In the records that follow, show each line where the word "funcionamiento" is present.
══ Data extract ══
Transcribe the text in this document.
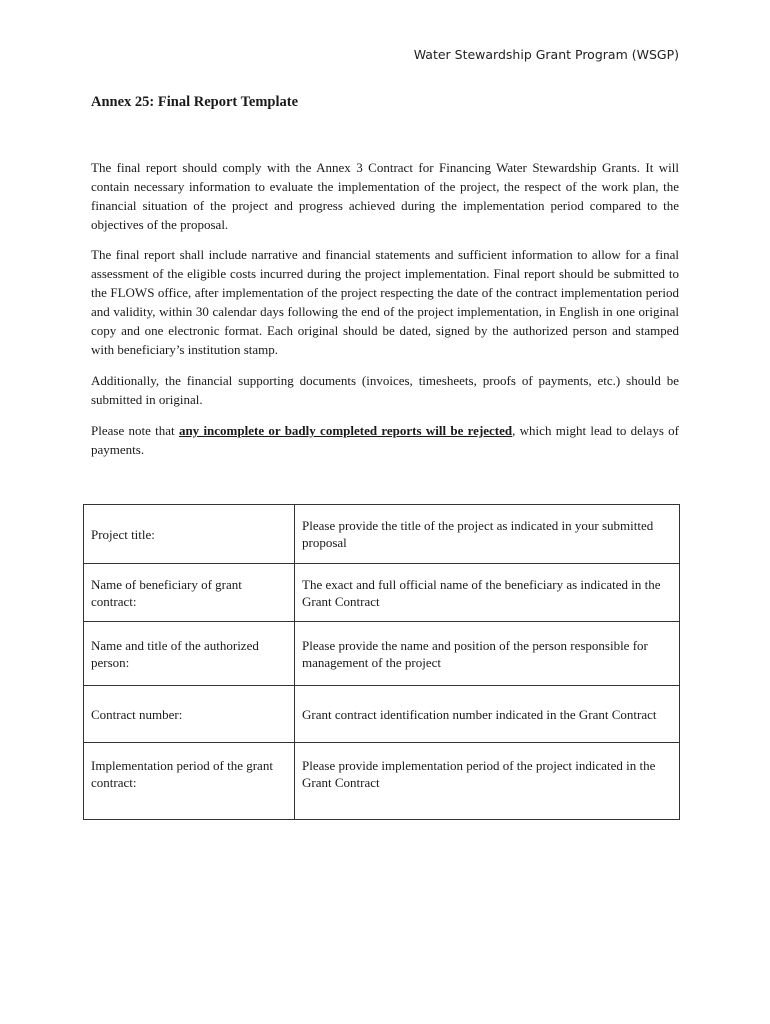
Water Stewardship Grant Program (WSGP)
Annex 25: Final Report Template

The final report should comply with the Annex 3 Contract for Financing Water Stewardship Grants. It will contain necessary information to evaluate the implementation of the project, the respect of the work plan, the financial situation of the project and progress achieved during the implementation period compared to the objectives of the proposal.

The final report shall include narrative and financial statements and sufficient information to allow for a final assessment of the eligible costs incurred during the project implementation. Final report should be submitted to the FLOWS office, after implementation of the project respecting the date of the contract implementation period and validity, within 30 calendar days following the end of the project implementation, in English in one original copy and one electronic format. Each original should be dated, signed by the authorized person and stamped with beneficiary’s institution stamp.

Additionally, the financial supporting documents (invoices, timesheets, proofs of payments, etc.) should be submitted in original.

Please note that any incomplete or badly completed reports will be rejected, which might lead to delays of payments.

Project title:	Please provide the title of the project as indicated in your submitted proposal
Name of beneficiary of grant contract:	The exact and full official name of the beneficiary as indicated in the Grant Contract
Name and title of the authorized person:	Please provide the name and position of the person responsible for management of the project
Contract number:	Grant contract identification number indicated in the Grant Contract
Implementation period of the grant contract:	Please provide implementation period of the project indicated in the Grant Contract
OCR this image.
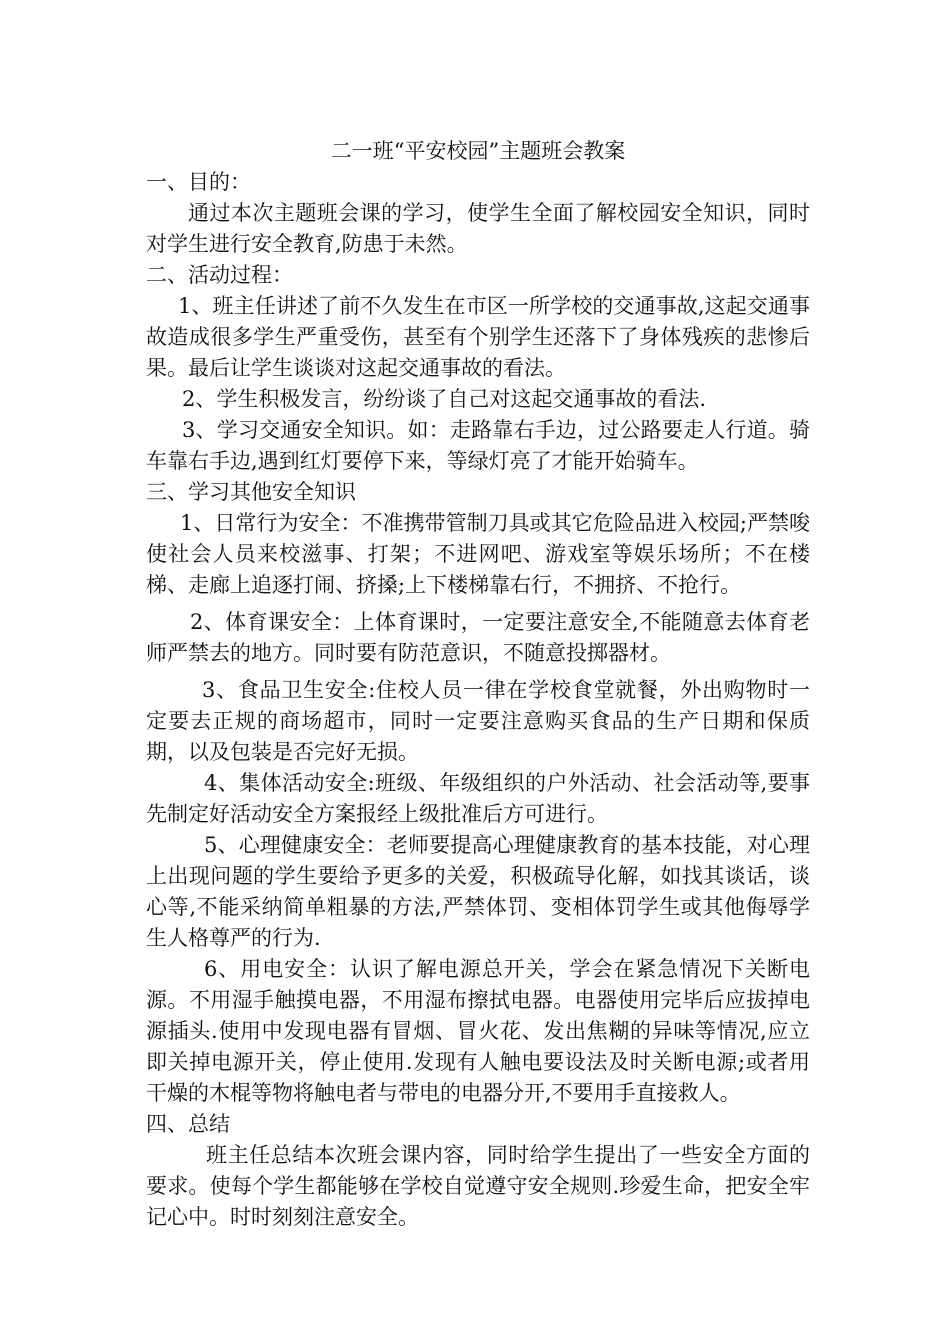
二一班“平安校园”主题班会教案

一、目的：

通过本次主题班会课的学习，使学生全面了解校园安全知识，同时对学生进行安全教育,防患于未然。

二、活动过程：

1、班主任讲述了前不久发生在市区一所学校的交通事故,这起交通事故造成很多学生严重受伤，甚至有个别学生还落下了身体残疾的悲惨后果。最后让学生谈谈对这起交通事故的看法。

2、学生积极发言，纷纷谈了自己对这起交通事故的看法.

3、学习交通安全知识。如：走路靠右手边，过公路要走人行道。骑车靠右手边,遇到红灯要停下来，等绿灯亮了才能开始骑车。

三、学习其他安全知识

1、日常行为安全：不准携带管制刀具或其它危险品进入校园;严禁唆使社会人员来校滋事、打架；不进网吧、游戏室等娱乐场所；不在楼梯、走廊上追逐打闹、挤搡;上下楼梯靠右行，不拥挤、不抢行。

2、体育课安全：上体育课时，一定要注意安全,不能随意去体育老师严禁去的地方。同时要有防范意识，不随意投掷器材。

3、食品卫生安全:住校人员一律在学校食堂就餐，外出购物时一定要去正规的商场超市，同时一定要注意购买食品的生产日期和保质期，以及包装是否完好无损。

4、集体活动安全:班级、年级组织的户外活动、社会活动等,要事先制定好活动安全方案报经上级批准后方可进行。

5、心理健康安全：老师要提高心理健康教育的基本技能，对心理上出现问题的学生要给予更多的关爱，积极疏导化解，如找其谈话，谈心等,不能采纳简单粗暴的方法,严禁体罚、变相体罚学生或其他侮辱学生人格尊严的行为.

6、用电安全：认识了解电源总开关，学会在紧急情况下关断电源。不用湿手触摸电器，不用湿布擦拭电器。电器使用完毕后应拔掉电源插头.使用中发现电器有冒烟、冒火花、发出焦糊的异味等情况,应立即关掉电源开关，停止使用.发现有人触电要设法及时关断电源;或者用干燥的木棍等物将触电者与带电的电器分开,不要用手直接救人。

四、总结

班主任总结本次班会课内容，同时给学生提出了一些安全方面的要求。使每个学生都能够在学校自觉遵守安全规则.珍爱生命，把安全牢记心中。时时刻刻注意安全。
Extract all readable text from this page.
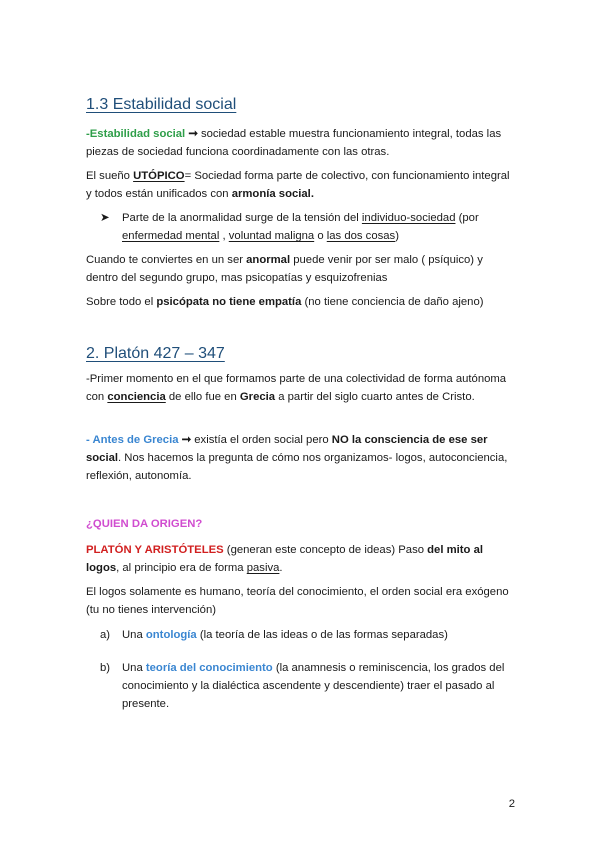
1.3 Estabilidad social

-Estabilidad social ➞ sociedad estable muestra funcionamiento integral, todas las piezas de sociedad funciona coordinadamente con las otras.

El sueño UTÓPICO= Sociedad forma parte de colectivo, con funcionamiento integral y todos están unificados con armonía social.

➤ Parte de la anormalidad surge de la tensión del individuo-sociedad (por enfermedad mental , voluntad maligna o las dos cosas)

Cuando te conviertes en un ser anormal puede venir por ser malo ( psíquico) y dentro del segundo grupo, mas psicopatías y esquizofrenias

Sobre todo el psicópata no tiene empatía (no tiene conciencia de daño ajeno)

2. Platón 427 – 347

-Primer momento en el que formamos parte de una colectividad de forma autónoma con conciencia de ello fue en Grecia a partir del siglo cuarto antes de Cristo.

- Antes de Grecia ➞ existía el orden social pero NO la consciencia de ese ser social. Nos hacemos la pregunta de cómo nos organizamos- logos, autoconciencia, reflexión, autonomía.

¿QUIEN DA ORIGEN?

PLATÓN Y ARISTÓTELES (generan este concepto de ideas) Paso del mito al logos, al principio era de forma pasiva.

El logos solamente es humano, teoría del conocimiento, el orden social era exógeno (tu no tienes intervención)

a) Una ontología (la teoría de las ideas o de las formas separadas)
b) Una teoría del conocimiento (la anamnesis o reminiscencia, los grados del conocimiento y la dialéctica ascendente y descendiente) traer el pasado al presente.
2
═══
# [Solution to this exercise]
-Estabilidad social ➞ sociedad estable muestra funcionamiento integral, todas las piezas de sociedad funciona coordinadamente con las otras.
El sueño UTÓPICO= Sociedad forma parte de colectivo, con funcionamiento integral y todos están unificados con armonía social.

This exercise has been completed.